What needs to be done >> Swap "white-piece" for "light-piece" in the listing, from its first line up to and including the line with "board-square[interactable] <box>180 203". Write out only those lines, with everything else left as is.
######
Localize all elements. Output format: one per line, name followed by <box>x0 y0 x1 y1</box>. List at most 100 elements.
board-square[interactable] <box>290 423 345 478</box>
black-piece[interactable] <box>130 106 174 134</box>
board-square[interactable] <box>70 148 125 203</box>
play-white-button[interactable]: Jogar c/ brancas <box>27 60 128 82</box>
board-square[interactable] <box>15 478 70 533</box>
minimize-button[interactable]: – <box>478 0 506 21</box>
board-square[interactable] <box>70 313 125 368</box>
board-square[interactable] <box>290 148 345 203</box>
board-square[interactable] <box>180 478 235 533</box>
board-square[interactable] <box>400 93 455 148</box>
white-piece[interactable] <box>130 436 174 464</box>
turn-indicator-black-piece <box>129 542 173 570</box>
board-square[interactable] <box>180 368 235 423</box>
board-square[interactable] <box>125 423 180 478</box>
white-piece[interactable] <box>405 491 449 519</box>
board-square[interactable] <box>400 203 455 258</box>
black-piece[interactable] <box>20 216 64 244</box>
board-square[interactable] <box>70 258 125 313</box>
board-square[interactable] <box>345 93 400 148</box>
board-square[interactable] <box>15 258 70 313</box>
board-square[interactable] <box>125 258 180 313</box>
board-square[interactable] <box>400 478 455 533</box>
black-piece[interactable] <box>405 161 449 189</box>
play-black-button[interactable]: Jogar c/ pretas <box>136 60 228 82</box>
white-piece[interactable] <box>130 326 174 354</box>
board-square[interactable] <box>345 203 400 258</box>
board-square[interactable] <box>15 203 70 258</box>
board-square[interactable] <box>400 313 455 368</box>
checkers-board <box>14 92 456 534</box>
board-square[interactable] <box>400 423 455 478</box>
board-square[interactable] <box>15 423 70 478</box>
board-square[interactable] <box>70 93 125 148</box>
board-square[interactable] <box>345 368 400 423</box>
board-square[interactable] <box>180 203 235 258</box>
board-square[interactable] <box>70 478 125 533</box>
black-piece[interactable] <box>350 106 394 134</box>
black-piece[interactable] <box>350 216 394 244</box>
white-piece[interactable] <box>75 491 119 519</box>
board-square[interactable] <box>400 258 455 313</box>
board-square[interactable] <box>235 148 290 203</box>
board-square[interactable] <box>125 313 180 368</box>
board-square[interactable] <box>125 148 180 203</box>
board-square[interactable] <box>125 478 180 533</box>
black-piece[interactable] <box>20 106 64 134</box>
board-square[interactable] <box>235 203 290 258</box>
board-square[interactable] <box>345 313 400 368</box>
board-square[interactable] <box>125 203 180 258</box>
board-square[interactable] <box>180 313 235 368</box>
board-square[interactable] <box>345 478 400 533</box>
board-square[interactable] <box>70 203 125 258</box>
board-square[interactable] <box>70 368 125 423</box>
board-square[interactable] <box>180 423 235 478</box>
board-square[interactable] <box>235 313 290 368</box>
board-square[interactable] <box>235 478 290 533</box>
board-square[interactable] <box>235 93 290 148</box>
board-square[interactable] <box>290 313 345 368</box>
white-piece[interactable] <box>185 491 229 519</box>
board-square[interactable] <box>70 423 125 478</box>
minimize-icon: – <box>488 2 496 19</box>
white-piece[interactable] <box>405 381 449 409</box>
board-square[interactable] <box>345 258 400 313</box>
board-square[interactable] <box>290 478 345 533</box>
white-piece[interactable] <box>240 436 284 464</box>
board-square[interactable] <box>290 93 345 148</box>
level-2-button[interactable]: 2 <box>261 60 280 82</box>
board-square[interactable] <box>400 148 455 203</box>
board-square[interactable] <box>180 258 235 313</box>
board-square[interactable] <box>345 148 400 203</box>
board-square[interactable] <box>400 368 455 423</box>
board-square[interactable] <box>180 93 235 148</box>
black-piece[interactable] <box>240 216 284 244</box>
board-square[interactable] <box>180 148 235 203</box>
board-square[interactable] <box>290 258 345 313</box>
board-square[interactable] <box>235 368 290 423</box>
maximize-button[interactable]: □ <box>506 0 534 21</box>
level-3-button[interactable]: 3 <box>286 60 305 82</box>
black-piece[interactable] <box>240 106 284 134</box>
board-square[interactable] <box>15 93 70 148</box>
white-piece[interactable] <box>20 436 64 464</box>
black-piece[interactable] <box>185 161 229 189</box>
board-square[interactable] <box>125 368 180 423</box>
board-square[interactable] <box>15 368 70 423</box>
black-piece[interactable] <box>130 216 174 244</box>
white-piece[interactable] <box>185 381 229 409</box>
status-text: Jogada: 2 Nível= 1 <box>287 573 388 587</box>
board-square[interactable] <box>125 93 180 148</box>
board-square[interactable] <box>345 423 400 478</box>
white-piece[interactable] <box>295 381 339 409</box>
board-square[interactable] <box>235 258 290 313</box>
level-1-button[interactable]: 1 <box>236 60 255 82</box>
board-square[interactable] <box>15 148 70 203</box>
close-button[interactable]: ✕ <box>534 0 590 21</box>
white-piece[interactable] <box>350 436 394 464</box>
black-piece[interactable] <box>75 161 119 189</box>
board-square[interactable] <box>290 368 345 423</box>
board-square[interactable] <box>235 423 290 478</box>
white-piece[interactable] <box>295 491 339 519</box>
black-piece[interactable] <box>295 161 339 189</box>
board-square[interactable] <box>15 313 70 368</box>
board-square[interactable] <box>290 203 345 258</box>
######
Written response >>
Localize all elements. Output format: one per line, name followed by <box>x0 y0 x1 y1</box>. List at most 100 elements.
board-square[interactable] <box>290 423 345 478</box>
black-piece[interactable] <box>130 106 174 134</box>
board-square[interactable] <box>70 148 125 203</box>
play-white-button[interactable]: Jogar c/ brancas <box>27 60 128 82</box>
board-square[interactable] <box>15 478 70 533</box>
minimize-button[interactable]: – <box>478 0 506 21</box>
board-square[interactable] <box>70 313 125 368</box>
board-square[interactable] <box>290 148 345 203</box>
board-square[interactable] <box>180 478 235 533</box>
board-square[interactable] <box>400 93 455 148</box>
light-piece[interactable] <box>130 436 174 464</box>
turn-indicator-black-piece <box>129 542 173 570</box>
board-square[interactable] <box>180 368 235 423</box>
board-square[interactable] <box>125 423 180 478</box>
light-piece[interactable] <box>405 491 449 519</box>
board-square[interactable] <box>400 203 455 258</box>
black-piece[interactable] <box>20 216 64 244</box>
board-square[interactable] <box>70 258 125 313</box>
board-square[interactable] <box>345 93 400 148</box>
board-square[interactable] <box>15 258 70 313</box>
board-square[interactable] <box>125 258 180 313</box>
board-square[interactable] <box>400 478 455 533</box>
black-piece[interactable] <box>405 161 449 189</box>
play-black-button[interactable]: Jogar c/ pretas <box>136 60 228 82</box>
light-piece[interactable] <box>130 326 174 354</box>
board-square[interactable] <box>345 203 400 258</box>
board-square[interactable] <box>15 203 70 258</box>
board-square[interactable] <box>400 313 455 368</box>
checkers-board <box>14 92 456 534</box>
board-square[interactable] <box>400 423 455 478</box>
board-square[interactable] <box>15 423 70 478</box>
board-square[interactable] <box>70 93 125 148</box>
board-square[interactable] <box>345 368 400 423</box>
board-square[interactable] <box>180 203 235 258</box>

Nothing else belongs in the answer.